Reproduce every one of the following records verbatim, line for line.
=== SOURCE MATERIAL ===
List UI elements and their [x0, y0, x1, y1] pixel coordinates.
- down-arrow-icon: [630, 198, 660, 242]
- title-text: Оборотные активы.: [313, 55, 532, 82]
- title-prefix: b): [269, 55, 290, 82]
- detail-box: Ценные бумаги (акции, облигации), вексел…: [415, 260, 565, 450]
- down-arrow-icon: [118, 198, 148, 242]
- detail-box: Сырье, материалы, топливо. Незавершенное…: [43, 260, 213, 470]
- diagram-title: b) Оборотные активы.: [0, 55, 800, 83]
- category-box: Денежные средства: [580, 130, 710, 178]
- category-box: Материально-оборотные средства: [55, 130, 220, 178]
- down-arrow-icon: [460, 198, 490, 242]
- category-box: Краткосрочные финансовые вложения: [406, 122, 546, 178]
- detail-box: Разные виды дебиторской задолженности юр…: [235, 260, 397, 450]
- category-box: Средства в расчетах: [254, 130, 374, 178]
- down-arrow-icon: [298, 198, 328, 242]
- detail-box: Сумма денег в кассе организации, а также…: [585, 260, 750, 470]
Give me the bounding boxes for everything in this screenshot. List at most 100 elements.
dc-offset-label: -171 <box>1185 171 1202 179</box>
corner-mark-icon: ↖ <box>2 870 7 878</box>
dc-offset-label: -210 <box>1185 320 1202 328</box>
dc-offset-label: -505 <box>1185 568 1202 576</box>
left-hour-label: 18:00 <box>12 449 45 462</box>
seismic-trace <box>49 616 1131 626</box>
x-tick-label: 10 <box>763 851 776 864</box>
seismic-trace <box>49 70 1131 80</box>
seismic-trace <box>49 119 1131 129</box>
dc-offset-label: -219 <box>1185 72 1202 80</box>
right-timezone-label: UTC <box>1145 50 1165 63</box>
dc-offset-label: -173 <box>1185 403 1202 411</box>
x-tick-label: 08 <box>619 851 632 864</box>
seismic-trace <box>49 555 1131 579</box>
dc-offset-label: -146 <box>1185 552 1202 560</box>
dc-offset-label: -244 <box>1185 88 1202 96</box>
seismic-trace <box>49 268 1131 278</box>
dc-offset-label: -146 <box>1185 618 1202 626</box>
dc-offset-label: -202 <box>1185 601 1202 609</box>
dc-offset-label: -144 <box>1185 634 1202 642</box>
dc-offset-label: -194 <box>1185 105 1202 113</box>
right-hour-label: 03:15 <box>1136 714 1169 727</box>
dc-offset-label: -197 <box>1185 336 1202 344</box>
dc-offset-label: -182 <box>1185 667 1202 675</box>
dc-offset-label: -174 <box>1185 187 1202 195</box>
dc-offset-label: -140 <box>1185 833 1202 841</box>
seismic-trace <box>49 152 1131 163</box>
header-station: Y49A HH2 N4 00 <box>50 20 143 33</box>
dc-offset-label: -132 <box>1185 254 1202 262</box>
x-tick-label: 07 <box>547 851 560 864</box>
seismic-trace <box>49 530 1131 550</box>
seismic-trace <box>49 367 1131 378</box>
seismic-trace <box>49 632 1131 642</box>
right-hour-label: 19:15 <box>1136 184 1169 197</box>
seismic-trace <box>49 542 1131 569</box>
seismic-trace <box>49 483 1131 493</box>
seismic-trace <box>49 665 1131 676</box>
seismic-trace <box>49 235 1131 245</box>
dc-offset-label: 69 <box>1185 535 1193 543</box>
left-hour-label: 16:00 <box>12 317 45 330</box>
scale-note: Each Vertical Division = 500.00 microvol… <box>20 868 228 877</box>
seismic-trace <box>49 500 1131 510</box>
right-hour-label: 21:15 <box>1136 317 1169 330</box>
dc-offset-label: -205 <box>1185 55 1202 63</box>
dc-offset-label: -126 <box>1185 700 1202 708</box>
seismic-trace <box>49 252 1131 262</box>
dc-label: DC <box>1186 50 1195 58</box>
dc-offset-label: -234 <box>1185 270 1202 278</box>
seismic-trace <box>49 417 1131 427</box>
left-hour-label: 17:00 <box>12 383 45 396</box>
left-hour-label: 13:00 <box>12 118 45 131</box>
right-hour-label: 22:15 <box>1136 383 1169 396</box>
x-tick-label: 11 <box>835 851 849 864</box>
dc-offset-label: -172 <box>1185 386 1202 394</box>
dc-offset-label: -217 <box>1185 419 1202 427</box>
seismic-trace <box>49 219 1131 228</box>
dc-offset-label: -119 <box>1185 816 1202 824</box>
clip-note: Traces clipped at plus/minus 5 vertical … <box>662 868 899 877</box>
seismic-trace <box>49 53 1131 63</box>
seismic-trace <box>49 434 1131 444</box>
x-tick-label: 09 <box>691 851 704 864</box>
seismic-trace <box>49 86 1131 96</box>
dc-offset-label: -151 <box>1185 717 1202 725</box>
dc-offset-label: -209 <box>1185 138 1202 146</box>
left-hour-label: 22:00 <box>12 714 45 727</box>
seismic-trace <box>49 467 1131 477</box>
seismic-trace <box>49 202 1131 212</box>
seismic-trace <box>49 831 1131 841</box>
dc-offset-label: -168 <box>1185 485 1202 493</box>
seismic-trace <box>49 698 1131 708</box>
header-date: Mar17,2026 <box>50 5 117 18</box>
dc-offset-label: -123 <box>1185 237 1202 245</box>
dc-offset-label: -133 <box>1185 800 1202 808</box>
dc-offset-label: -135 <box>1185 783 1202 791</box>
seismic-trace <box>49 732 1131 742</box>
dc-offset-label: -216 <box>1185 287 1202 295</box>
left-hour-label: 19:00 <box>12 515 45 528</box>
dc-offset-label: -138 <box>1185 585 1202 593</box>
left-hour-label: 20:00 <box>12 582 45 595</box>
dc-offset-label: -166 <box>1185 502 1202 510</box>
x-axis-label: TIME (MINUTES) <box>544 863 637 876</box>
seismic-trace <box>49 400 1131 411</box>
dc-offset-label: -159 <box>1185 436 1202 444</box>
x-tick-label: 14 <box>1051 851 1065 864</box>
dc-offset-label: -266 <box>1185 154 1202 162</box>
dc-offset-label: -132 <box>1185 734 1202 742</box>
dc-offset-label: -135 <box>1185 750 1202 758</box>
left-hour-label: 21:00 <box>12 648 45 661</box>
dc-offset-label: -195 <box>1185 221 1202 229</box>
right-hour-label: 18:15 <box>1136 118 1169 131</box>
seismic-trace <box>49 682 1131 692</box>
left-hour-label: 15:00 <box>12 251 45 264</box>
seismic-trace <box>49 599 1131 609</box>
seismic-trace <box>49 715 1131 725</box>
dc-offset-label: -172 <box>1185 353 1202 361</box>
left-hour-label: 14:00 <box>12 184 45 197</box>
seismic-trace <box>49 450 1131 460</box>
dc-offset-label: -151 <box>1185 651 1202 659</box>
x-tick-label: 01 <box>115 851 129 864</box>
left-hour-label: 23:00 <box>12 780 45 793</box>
===
REPLY
List UI elements and their [x0, y0, x1, y1] pixel coordinates.
- down-arrow-icon: [630, 198, 660, 242]
- title-text: Оборотные активы.: [313, 55, 532, 82]
- title-prefix: b): [269, 55, 290, 82]
- detail-box: Ценные бумаги (акции, облигации), вексел…: [415, 260, 565, 450]
- down-arrow-icon: [118, 198, 148, 242]
- detail-box: Сырье, материалы, топливо. Незавершенное…: [43, 260, 213, 470]
- diagram-title: b) Оборотные активы.: [0, 55, 800, 83]
- category-box: Денежные средства: [580, 130, 710, 178]
- category-box: Материально-оборотные средства: [55, 130, 220, 178]
- down-arrow-icon: [460, 198, 490, 242]
- category-box: Краткосрочные финансовые вложения: [406, 122, 546, 178]
- detail-box: Разные виды дебиторской задолженности юр…: [235, 260, 397, 450]
- category-box: Средства в расчетах: [254, 130, 374, 178]
- down-arrow-icon: [298, 198, 328, 242]
- detail-box: Сумма денег в кассе организации, а также…: [585, 260, 750, 470]
Give me the bounding boxes for everything in this screenshot. List at most 100 elements.
dc-offset-label: -171 <box>1185 171 1202 179</box>
corner-mark-icon: ↖ <box>2 870 7 878</box>
dc-offset-label: -210 <box>1185 320 1202 328</box>
dc-offset-label: -505 <box>1185 568 1202 576</box>
left-hour-label: 18:00 <box>12 449 45 462</box>
seismic-trace <box>49 616 1131 626</box>
x-tick-label: 10 <box>763 851 776 864</box>
seismic-trace <box>49 70 1131 80</box>
seismic-trace <box>49 119 1131 129</box>
dc-offset-label: -219 <box>1185 72 1202 80</box>
right-timezone-label: UTC <box>1145 50 1165 63</box>
dc-offset-label: -173 <box>1185 403 1202 411</box>
x-tick-label: 08 <box>619 851 632 864</box>
seismic-trace <box>49 555 1131 579</box>
dc-offset-label: -146 <box>1185 552 1202 560</box>
dc-offset-label: -244 <box>1185 88 1202 96</box>
seismic-trace <box>49 268 1131 278</box>
dc-offset-label: -146 <box>1185 618 1202 626</box>
dc-offset-label: -202 <box>1185 601 1202 609</box>
dc-offset-label: -144 <box>1185 634 1202 642</box>
dc-offset-label: -194 <box>1185 105 1202 113</box>
right-hour-label: 03:15 <box>1136 714 1169 727</box>
dc-offset-label: -197 <box>1185 336 1202 344</box>
dc-offset-label: -182 <box>1185 667 1202 675</box>
dc-offset-label: -174 <box>1185 187 1202 195</box>
dc-offset-label: -140 <box>1185 833 1202 841</box>
seismic-trace <box>49 152 1131 163</box>
header-station: Y49A HH2 N4 00 <box>50 20 143 33</box>
dc-offset-label: -132 <box>1185 254 1202 262</box>
x-tick-label: 07 <box>547 851 560 864</box>
seismic-trace <box>49 530 1131 550</box>
seismic-trace <box>49 367 1131 378</box>
seismic-trace <box>49 632 1131 642</box>
right-hour-label: 19:15 <box>1136 184 1169 197</box>
seismic-trace <box>49 542 1131 569</box>
seismic-trace <box>49 483 1131 493</box>
seismic-trace <box>49 665 1131 676</box>
seismic-trace <box>49 235 1131 245</box>
dc-offset-label: 69 <box>1185 535 1193 543</box>
left-hour-label: 16:00 <box>12 317 45 330</box>
scale-note: Each Vertical Division = 500.00 microvol… <box>20 868 228 877</box>
seismic-trace <box>49 500 1131 510</box>
right-hour-label: 21:15 <box>1136 317 1169 330</box>
dc-offset-label: -205 <box>1185 55 1202 63</box>
dc-offset-label: -126 <box>1185 700 1202 708</box>
seismic-trace <box>49 252 1131 262</box>
dc-label: DC <box>1186 50 1195 58</box>
dc-offset-label: -234 <box>1185 270 1202 278</box>
seismic-trace <box>49 417 1131 427</box>
left-hour-label: 17:00 <box>12 383 45 396</box>
left-hour-label: 13:00 <box>12 118 45 131</box>
right-hour-label: 22:15 <box>1136 383 1169 396</box>
x-tick-label: 11 <box>835 851 849 864</box>
dc-offset-label: -172 <box>1185 386 1202 394</box>
dc-offset-label: -217 <box>1185 419 1202 427</box>
seismic-trace <box>49 219 1131 228</box>
dc-offset-label: -119 <box>1185 816 1202 824</box>
clip-note: Traces clipped at plus/minus 5 vertical … <box>662 868 899 877</box>
seismic-trace <box>49 53 1131 63</box>
seismic-trace <box>49 434 1131 444</box>
x-tick-label: 09 <box>691 851 704 864</box>
seismic-trace <box>49 86 1131 96</box>
dc-offset-label: -151 <box>1185 717 1202 725</box>
dc-offset-label: -209 <box>1185 138 1202 146</box>
left-hour-label: 22:00 <box>12 714 45 727</box>
seismic-trace <box>49 467 1131 477</box>
seismic-trace <box>49 202 1131 212</box>
seismic-trace <box>49 831 1131 841</box>
dc-offset-label: -168 <box>1185 485 1202 493</box>
seismic-trace <box>49 698 1131 708</box>
header-date: Mar17,2026 <box>50 5 117 18</box>
dc-offset-label: -123 <box>1185 237 1202 245</box>
dc-offset-label: -133 <box>1185 800 1202 808</box>
dc-offset-label: -135 <box>1185 783 1202 791</box>
seismic-trace <box>49 732 1131 742</box>
dc-offset-label: -216 <box>1185 287 1202 295</box>
left-hour-label: 19:00 <box>12 515 45 528</box>
dc-offset-label: -138 <box>1185 585 1202 593</box>
left-hour-label: 20:00 <box>12 582 45 595</box>
dc-offset-label: -166 <box>1185 502 1202 510</box>
x-axis-label: TIME (MINUTES) <box>544 863 637 876</box>
seismic-trace <box>49 400 1131 411</box>
dc-offset-label: -159 <box>1185 436 1202 444</box>
x-tick-label: 14 <box>1051 851 1065 864</box>
dc-offset-label: -266 <box>1185 154 1202 162</box>
dc-offset-label: -132 <box>1185 734 1202 742</box>
dc-offset-label: -135 <box>1185 750 1202 758</box>
left-hour-label: 21:00 <box>12 648 45 661</box>
dc-offset-label: -195 <box>1185 221 1202 229</box>
right-hour-label: 18:15 <box>1136 118 1169 131</box>
seismic-trace <box>49 682 1131 692</box>
left-hour-label: 15:00 <box>12 251 45 264</box>
seismic-trace <box>49 599 1131 609</box>
seismic-trace <box>49 715 1131 725</box>
dc-offset-label: -172 <box>1185 353 1202 361</box>
left-hour-label: 14:00 <box>12 184 45 197</box>
seismic-trace <box>49 450 1131 460</box>
dc-offset-label: -151 <box>1185 651 1202 659</box>
x-tick-label: 01 <box>115 851 129 864</box>
left-hour-label: 23:00 <box>12 780 45 793</box>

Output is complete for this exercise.